⟨

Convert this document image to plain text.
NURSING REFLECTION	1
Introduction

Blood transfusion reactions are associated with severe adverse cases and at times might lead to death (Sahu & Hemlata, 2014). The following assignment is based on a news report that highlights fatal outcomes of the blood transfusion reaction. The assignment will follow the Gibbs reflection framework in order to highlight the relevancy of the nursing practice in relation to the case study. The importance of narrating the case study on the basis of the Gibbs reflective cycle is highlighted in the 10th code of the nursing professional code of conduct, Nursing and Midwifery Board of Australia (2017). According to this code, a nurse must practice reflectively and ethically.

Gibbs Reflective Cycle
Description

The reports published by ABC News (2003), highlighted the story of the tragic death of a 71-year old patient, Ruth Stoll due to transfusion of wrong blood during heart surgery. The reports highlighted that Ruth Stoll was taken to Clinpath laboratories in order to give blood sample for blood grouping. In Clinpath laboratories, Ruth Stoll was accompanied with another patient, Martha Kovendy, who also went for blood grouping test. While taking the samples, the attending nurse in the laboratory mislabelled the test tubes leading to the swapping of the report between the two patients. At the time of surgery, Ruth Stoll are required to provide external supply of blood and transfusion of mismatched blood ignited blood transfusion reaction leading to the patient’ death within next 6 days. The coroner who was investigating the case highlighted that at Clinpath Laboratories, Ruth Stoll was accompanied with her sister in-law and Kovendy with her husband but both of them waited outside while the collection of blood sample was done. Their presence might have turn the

⟩

• Work instructions:
Please retype all of the data above exactly as it appears.

• Answer section:
Convert this document image to plain text.
NURSING REFLECTION	1
Introduction

Blood transfusion reactions are associated with severe adverse cases and at times might lead to death (Sahu & Hemlata, 2014). The following assignment is based on a news report that highlights fatal outcomes of the blood transfusion reaction. The assignment will follow the Gibbs reflection framework in order to highlight the relevancy of the nursing practice in relation to the case study. The importance of narrating the case study on the basis of the Gibbs reflective cycle is highlighted in the 10th code of the nursing professional code of conduct, Nursing and Midwifery Board of Australia (2017). According to this code, a nurse must practice reflectively and ethically.

Gibbs Reflective Cycle
Description

The reports published by ABC News (2003), highlighted the story of the tragic death of a 71-year old patient, Ruth Stoll due to transfusion of wrong blood during heart surgery. The reports highlighted that Ruth Stoll was taken to Clinpath laboratories in order to give blood sample for blood grouping. In Clinpath laboratories, Ruth Stoll was accompanied with another patient, Martha Kovendy, who also went for blood grouping test. While taking the samples, the attending nurse in the laboratory mislabelled the test tubes leading to the swapping of the report between the two patients. At the time of surgery, Ruth Stoll are required to provide external supply of blood and transfusion of mismatched blood ignited blood transfusion reaction leading to the patient’ death within next 6 days. The coroner who was investigating the case highlighted that at Clinpath Laboratories, Ruth Stoll was accompanied with her sister in-law and Kovendy with her husband but both of them waited outside while the collection of blood sample was done. Their presence might have turn the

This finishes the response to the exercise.